:: Exercise prompt ::
Go through the material below and copy each line where the word "structured" appears.
=== Record extracts ===
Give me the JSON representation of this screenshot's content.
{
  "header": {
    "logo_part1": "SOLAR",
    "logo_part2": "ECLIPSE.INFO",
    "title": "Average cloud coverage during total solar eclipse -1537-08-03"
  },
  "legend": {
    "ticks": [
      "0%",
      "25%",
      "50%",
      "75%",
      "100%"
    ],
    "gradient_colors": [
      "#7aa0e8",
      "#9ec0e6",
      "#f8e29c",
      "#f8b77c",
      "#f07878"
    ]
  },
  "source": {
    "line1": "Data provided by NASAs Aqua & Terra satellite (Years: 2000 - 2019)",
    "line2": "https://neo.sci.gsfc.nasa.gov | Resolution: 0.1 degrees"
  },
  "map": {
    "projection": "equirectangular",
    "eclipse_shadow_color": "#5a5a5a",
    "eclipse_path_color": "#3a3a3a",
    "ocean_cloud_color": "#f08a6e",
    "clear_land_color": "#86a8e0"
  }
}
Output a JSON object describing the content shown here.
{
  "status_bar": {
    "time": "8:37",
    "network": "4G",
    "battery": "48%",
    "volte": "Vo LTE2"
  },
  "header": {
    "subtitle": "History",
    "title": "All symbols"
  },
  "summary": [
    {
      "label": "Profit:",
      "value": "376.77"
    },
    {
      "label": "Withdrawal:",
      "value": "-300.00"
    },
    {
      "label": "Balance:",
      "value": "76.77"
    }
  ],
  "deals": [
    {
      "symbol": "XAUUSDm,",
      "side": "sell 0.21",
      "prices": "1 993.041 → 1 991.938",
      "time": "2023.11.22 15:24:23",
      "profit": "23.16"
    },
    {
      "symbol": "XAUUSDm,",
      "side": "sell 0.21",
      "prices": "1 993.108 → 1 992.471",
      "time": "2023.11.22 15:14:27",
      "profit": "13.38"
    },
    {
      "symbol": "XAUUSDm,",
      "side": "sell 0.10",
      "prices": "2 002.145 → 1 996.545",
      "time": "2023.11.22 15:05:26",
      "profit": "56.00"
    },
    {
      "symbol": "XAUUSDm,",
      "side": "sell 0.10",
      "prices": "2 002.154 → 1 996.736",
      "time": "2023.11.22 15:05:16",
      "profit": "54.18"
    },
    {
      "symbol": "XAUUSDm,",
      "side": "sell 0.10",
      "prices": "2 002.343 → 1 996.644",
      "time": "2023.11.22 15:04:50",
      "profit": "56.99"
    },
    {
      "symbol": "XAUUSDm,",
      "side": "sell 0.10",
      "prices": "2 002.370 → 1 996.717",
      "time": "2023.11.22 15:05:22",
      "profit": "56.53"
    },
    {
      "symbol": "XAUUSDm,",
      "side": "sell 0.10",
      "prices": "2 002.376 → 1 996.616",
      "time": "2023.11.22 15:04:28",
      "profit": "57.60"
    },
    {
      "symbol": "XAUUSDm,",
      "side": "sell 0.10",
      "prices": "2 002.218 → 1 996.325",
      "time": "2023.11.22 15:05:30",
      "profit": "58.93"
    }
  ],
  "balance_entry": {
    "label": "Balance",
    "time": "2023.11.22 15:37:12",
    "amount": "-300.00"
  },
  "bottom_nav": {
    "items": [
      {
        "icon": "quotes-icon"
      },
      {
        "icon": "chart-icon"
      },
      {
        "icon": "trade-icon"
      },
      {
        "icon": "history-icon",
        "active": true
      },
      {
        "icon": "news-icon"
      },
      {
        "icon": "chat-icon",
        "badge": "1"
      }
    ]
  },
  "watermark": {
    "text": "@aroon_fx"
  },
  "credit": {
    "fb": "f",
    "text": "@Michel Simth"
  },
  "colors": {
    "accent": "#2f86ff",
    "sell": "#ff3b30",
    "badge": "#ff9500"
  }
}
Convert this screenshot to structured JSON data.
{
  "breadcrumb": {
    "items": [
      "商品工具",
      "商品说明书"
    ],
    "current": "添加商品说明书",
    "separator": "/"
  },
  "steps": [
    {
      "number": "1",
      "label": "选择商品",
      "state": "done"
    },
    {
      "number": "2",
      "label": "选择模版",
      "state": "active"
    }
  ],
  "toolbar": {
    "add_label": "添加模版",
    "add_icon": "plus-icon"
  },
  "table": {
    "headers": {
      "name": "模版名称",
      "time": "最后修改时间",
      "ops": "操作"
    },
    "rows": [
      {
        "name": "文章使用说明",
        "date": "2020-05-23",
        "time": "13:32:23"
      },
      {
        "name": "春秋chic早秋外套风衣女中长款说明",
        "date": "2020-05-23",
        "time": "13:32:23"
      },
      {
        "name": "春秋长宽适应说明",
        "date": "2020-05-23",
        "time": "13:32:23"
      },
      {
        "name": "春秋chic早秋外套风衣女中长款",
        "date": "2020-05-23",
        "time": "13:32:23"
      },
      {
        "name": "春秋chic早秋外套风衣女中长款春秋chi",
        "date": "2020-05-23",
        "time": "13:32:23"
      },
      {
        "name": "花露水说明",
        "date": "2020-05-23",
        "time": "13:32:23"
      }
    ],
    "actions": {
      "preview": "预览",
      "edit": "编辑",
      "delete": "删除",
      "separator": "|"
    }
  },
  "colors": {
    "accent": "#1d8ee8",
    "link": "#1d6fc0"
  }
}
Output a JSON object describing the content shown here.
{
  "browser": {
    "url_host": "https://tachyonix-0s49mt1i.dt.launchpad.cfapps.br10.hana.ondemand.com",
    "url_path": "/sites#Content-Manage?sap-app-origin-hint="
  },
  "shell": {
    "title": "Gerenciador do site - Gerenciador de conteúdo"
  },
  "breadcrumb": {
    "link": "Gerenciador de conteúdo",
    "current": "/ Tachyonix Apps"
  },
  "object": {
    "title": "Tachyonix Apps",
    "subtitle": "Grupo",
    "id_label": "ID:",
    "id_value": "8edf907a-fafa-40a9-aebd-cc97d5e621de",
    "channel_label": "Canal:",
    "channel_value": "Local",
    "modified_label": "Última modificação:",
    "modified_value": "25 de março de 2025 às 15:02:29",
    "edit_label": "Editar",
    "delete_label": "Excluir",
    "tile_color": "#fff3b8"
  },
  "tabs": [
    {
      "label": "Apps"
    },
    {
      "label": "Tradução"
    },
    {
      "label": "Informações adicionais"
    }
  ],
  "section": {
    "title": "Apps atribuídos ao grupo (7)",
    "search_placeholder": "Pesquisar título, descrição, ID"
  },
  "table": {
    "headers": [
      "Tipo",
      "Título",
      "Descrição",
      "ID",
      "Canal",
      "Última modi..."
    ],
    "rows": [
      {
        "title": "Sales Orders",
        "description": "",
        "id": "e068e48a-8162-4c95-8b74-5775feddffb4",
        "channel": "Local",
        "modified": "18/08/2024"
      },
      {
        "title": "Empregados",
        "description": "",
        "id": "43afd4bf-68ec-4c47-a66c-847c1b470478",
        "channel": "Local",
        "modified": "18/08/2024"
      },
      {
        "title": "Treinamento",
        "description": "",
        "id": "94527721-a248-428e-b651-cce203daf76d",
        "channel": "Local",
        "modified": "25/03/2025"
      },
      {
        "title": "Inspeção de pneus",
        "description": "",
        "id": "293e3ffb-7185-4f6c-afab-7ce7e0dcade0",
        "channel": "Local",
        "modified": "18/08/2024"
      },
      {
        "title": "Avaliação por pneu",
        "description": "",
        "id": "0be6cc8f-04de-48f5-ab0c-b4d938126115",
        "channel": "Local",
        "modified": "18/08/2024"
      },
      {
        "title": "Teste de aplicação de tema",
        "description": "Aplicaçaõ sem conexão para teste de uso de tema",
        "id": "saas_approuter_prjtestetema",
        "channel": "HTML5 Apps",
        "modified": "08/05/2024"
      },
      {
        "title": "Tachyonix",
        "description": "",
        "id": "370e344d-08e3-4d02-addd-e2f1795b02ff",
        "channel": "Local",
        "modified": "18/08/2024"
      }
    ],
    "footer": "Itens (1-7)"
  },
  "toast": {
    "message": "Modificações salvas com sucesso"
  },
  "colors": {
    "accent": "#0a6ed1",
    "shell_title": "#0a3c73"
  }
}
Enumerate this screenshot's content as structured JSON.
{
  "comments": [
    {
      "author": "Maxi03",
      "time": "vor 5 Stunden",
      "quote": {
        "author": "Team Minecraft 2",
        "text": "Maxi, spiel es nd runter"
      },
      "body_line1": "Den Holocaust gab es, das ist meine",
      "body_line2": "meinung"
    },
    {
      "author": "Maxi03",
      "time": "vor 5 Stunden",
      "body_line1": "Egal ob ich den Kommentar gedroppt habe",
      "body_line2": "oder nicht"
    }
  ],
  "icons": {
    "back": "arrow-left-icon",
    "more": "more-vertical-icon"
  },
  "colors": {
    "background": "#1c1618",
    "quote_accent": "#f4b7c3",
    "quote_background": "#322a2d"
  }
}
===
:: Solution for this problem ::
Convert this screenshot to structured JSON data.
Enumerate this screenshot's content as structured JSON.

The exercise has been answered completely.